**SHORT PROBLEM:** Find the lines holding the string "VueScan" in the data, then copy all of them.
>> BEGIN
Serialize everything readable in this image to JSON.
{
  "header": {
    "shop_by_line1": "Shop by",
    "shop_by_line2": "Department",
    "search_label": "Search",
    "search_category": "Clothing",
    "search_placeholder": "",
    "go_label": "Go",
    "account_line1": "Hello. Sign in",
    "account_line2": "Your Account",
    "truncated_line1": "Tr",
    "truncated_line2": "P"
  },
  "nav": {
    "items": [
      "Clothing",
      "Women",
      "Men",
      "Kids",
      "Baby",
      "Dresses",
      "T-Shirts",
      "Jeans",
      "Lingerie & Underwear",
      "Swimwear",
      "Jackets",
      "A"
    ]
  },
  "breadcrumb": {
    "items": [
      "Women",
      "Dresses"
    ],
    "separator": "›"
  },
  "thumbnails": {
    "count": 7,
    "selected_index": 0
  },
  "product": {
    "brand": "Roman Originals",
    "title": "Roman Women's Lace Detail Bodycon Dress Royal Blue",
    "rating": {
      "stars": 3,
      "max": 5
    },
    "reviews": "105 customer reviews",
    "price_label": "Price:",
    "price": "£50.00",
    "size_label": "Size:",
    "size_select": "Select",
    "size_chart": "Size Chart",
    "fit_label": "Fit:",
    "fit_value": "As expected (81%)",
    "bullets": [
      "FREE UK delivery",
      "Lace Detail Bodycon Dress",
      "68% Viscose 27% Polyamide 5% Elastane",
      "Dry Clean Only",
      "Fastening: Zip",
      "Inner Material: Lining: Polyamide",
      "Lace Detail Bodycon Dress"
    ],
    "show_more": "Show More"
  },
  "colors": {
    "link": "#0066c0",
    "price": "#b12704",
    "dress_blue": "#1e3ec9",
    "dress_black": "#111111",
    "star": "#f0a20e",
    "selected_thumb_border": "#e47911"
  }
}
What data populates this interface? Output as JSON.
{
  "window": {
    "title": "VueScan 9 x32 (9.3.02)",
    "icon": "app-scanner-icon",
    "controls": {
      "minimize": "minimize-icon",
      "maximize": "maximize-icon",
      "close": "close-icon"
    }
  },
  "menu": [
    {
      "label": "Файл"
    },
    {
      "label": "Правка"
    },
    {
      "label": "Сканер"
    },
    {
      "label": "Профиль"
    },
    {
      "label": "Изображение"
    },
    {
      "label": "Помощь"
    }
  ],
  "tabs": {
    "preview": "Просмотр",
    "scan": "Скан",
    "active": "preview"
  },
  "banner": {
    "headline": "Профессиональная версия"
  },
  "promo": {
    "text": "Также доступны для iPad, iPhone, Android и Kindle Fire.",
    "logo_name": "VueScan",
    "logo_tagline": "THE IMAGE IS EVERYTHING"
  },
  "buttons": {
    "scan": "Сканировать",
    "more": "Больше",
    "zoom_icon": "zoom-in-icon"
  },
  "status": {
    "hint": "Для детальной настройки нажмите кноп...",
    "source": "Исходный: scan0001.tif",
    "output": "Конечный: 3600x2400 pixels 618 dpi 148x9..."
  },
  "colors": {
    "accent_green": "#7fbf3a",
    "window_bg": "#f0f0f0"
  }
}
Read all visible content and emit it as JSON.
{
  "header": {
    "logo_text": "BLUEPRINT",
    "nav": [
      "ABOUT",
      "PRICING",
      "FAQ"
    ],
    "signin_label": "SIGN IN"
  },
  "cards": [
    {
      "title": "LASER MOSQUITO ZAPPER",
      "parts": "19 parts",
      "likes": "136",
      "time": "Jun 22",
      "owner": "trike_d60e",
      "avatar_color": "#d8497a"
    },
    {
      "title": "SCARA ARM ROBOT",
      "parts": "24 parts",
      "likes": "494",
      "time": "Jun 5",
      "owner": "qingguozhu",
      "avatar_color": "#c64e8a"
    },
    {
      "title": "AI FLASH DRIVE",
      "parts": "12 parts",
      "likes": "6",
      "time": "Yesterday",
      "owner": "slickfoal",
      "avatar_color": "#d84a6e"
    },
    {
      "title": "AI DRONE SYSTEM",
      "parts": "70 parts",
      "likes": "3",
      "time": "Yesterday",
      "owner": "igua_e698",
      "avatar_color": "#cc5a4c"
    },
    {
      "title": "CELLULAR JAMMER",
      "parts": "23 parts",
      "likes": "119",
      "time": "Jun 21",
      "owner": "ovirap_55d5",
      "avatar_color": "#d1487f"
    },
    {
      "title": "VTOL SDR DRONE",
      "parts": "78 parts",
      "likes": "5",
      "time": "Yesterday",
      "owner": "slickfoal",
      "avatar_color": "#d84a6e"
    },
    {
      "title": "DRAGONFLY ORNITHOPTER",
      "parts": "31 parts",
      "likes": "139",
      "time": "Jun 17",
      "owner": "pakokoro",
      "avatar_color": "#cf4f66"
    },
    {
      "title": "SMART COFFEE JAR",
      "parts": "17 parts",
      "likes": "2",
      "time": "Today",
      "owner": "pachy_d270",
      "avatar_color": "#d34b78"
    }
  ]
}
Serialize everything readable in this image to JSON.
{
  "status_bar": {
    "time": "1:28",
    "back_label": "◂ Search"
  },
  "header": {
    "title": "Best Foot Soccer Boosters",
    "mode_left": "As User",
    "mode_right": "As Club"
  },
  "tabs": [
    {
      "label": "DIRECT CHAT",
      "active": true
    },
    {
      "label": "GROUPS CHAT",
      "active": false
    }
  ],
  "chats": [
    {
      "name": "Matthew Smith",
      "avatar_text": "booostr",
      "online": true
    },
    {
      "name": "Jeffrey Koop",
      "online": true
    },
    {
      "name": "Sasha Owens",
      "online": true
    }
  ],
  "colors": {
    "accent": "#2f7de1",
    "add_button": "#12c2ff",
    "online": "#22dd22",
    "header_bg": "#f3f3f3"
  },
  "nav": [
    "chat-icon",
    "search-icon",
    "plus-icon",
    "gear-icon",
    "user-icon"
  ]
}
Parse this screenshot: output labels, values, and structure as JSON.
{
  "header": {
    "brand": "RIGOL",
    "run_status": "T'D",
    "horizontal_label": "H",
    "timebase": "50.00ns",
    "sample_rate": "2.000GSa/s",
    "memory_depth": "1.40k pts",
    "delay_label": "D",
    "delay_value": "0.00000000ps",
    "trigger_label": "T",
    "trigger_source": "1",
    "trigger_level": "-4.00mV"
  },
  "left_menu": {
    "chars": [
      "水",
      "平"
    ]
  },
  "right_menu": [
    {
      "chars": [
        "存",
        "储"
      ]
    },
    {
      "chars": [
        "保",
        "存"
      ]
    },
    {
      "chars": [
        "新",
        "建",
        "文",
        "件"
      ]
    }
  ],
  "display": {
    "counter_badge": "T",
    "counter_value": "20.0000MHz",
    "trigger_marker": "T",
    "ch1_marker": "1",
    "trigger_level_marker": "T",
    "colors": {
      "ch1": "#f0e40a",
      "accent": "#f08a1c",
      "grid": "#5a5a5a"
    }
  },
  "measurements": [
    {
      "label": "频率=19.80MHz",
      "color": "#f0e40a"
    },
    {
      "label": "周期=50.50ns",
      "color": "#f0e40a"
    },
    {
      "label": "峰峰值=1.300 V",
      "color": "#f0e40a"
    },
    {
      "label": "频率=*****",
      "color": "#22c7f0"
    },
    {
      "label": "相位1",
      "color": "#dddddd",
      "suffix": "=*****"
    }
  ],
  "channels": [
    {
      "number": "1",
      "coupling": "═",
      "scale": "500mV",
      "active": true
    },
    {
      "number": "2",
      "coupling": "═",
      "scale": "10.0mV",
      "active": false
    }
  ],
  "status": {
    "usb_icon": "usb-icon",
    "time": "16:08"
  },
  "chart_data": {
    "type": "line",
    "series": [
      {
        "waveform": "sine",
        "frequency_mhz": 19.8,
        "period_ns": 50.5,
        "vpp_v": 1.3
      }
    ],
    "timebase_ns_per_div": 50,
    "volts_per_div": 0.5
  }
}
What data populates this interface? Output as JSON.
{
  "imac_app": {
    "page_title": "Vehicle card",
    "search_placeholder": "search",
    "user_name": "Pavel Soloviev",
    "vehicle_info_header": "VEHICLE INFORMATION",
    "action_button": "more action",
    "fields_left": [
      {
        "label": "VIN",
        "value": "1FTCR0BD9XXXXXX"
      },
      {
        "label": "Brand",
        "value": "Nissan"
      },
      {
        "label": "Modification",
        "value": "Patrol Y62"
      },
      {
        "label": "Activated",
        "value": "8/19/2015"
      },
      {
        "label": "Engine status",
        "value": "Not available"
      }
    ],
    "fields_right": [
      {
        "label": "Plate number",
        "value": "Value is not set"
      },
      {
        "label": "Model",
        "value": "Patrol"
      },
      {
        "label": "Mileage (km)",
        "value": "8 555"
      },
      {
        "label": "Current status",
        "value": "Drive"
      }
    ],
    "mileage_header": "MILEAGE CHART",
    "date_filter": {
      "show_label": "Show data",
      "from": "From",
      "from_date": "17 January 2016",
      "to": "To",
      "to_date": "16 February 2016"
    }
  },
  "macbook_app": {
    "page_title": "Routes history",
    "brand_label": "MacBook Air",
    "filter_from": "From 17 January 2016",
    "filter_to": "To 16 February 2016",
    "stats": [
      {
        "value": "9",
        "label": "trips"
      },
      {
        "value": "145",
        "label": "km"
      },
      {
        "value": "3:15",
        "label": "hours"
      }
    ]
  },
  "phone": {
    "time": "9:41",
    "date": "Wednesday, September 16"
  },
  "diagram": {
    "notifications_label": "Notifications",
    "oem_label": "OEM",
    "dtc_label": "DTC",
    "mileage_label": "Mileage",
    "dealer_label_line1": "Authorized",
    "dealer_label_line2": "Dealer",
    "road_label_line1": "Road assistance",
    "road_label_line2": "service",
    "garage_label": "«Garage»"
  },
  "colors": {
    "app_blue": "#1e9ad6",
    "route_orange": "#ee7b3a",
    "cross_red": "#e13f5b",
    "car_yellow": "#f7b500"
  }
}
>> END
**SOLUTION TO THIS PROBLEM:**
    "title": "VueScan 9 x32 (9.3.02)",
    "logo_name": "VueScan",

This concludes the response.